── Records for the exercise ──

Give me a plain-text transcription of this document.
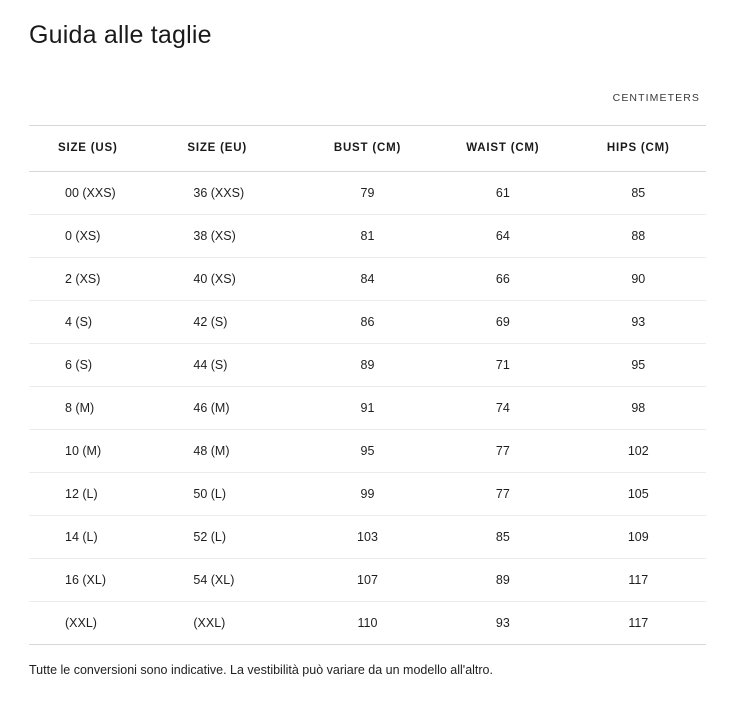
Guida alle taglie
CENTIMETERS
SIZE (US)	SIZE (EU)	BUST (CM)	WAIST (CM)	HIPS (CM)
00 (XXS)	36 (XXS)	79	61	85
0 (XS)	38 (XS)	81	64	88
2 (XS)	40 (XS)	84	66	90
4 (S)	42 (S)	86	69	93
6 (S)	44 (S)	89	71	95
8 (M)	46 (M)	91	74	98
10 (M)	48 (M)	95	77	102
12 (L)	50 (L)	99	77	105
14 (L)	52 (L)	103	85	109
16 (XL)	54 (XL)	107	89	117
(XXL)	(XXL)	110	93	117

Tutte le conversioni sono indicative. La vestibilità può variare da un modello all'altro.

───
── Records for the exercise ──

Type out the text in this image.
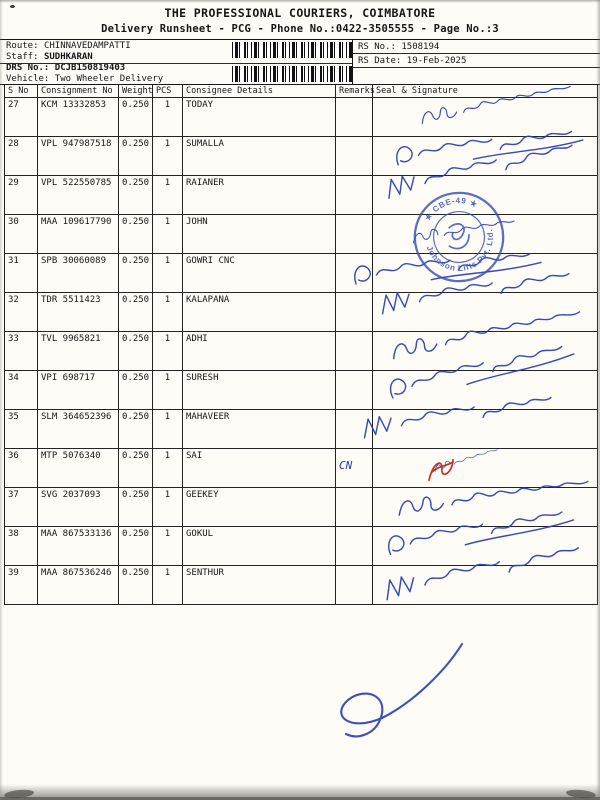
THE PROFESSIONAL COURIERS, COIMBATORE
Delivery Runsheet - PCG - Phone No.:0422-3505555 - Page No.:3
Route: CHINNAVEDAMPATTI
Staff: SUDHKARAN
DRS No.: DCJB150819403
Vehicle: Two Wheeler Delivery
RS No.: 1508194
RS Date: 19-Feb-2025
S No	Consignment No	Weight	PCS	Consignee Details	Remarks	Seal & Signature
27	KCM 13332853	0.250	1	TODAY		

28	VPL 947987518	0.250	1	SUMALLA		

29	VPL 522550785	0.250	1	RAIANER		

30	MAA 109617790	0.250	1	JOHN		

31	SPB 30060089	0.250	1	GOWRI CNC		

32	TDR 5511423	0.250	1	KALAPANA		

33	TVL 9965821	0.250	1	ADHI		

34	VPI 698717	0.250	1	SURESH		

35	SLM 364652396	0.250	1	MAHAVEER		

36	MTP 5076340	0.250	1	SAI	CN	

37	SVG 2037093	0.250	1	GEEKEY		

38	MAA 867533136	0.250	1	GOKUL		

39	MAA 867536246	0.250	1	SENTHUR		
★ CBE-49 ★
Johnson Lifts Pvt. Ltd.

───

— Direction —
Provide only the count of lines in the material above that hold the word "this".

— Full solution —
2